* What you are asked to do: Repeat each record below exactly as given.

[start]

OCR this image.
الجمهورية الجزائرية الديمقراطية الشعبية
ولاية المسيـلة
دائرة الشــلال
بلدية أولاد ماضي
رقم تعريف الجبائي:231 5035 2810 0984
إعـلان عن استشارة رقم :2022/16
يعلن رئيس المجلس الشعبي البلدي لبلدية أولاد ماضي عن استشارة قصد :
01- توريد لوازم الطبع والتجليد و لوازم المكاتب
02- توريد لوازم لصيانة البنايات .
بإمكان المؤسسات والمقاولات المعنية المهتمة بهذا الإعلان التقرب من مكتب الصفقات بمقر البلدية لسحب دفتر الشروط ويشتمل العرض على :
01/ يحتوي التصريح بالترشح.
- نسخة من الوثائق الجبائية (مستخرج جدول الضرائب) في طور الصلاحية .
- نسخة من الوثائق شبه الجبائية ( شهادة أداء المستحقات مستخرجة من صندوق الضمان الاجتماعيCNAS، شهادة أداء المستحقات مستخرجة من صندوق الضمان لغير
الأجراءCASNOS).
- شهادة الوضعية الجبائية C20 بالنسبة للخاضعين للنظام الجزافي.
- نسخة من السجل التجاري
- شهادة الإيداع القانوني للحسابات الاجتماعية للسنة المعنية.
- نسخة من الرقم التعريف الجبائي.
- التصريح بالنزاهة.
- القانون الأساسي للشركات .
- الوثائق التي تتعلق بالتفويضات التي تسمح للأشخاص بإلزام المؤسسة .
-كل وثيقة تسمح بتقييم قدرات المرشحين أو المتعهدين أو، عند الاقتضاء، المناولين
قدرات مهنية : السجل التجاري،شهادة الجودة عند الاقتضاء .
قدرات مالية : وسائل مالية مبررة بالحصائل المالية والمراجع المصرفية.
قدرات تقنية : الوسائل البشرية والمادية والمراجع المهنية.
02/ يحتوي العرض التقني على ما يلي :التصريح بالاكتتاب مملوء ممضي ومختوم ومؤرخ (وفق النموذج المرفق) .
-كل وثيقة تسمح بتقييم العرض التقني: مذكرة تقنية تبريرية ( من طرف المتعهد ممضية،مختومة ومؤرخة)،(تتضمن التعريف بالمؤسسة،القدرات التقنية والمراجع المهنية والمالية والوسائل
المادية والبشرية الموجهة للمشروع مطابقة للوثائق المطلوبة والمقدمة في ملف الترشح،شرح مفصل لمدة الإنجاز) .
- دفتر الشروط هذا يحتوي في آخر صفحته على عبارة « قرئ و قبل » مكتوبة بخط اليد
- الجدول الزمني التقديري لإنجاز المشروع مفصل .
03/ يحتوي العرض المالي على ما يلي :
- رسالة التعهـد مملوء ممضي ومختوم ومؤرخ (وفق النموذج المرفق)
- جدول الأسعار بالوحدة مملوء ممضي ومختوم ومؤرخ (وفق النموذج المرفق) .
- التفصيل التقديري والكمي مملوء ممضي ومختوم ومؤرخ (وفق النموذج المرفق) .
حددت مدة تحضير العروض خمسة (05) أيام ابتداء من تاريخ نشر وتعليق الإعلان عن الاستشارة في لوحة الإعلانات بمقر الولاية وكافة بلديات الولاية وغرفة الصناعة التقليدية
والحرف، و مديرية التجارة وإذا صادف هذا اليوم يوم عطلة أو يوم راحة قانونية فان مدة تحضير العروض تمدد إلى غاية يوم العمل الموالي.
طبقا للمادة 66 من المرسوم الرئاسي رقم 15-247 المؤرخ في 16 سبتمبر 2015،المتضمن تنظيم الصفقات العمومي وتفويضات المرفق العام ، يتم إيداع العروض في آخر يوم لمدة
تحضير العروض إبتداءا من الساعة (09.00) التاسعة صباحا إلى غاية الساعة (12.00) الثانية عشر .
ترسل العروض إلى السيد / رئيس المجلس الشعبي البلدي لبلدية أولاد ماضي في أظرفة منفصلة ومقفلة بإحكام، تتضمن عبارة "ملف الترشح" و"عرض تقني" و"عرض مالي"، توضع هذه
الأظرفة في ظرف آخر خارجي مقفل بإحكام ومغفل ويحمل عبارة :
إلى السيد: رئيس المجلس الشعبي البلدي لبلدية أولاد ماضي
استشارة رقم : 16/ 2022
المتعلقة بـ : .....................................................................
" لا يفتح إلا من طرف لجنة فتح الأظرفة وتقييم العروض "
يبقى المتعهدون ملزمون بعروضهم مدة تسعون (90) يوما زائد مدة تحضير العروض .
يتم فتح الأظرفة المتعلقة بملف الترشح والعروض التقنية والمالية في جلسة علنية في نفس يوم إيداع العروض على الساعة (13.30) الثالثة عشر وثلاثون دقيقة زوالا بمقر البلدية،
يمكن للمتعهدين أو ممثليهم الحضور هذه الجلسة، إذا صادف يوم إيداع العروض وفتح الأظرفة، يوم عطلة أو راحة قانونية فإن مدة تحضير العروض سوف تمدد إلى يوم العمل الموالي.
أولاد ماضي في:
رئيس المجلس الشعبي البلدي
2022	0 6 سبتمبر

[end]

* Answer to the exercise:
OCR this image.
الجمهورية الجزائرية الديمقراطية الشعبية
ولاية المسيـلة
دائرة الشــلال
بلدية أولاد ماضي
رقم تعريف الجبائي:231 5035 2810 0984
إعـلان عن استشارة رقم :2022/16
يعلن رئيس المجلس الشعبي البلدي لبلدية أولاد ماضي عن استشارة قصد :
01- توريد لوازم الطبع والتجليد و لوازم المكاتب
02- توريد لوازم لصيانة البنايات .
بإمكان المؤسسات والمقاولات المعنية المهتمة بهذا الإعلان التقرب من مكتب الصفقات بمقر البلدية لسحب دفتر الشروط ويشتمل العرض على :
01/ يحتوي التصريح بالترشح.
- نسخة من الوثائق الجبائية (مستخرج جدول الضرائب) في طور الصلاحية .
- نسخة من الوثائق شبه الجبائية ( شهادة أداء المستحقات مستخرجة من صندوق الضمان الاجتماعيCNAS، شهادة أداء المستحقات مستخرجة من صندوق الضمان لغير
الأجراءCASNOS).
- شهادة الوضعية الجبائية C20 بالنسبة للخاضعين للنظام الجزافي.
- نسخة من السجل التجاري
- شهادة الإيداع القانوني للحسابات الاجتماعية للسنة المعنية.
- نسخة من الرقم التعريف الجبائي.
- التصريح بالنزاهة.
- القانون الأساسي للشركات .
- الوثائق التي تتعلق بالتفويضات التي تسمح للأشخاص بإلزام المؤسسة .
-كل وثيقة تسمح بتقييم قدرات المرشحين أو المتعهدين أو، عند الاقتضاء، المناولين
قدرات مهنية : السجل التجاري،شهادة الجودة عند الاقتضاء .
قدرات مالية : وسائل مالية مبررة بالحصائل المالية والمراجع المصرفية.
قدرات تقنية : الوسائل البشرية والمادية والمراجع المهنية.
02/ يحتوي العرض التقني على ما يلي :التصريح بالاكتتاب مملوء ممضي ومختوم ومؤرخ (وفق النموذج المرفق) .
-كل وثيقة تسمح بتقييم العرض التقني: مذكرة تقنية تبريرية ( من طرف المتعهد ممضية،مختومة ومؤرخة)،(تتضمن التعريف بالمؤسسة،القدرات التقنية والمراجع المهنية والمالية والوسائل
المادية والبشرية الموجهة للمشروع مطابقة للوثائق المطلوبة والمقدمة في ملف الترشح،شرح مفصل لمدة الإنجاز) .
- دفتر الشروط هذا يحتوي في آخر صفحته على عبارة « قرئ و قبل » مكتوبة بخط اليد
- الجدول الزمني التقديري لإنجاز المشروع مفصل .
03/ يحتوي العرض المالي على ما يلي :
- رسالة التعهـد مملوء ممضي ومختوم ومؤرخ (وفق النموذج المرفق)
- جدول الأسعار بالوحدة مملوء ممضي ومختوم ومؤرخ (وفق النموذج المرفق) .
- التفصيل التقديري والكمي مملوء ممضي ومختوم ومؤرخ (وفق النموذج المرفق) .
حددت مدة تحضير العروض خمسة (05) أيام ابتداء من تاريخ نشر وتعليق الإعلان عن الاستشارة في لوحة الإعلانات بمقر الولاية وكافة بلديات الولاية وغرفة الصناعة التقليدية
والحرف، و مديرية التجارة وإذا صادف هذا اليوم يوم عطلة أو يوم راحة قانونية فان مدة تحضير العروض تمدد إلى غاية يوم العمل الموالي.
طبقا للمادة 66 من المرسوم الرئاسي رقم 15-247 المؤرخ في 16 سبتمبر 2015،المتضمن تنظيم الصفقات العمومي وتفويضات المرفق العام ، يتم إيداع العروض في آخر يوم لمدة
تحضير العروض إبتداءا من الساعة (09.00) التاسعة صباحا إلى غاية الساعة (12.00) الثانية عشر .
ترسل العروض إلى السيد / رئيس المجلس الشعبي البلدي لبلدية أولاد ماضي في أظرفة منفصلة ومقفلة بإحكام، تتضمن عبارة "ملف الترشح" و"عرض تقني" و"عرض مالي"، توضع هذه
الأظرفة في ظرف آخر خارجي مقفل بإحكام ومغفل ويحمل عبارة :
إلى السيد: رئيس المجلس الشعبي البلدي لبلدية أولاد ماضي
استشارة رقم : 16/ 2022
المتعلقة بـ : .....................................................................
" لا يفتح إلا من طرف لجنة فتح الأظرفة وتقييم العروض "
يبقى المتعهدون ملزمون بعروضهم مدة تسعون (90) يوما زائد مدة تحضير العروض .
يتم فتح الأظرفة المتعلقة بملف الترشح والعروض التقنية والمالية في جلسة علنية في نفس يوم إيداع العروض على الساعة (13.30) الثالثة عشر وثلاثون دقيقة زوالا بمقر البلدية،
يمكن للمتعهدين أو ممثليهم الحضور هذه الجلسة، إذا صادف يوم إيداع العروض وفتح الأظرفة، يوم عطلة أو راحة قانونية فإن مدة تحضير العروض سوف تمدد إلى يوم العمل الموالي.
أولاد ماضي في:
رئيس المجلس الشعبي البلدي
2022	0 6 سبتمبر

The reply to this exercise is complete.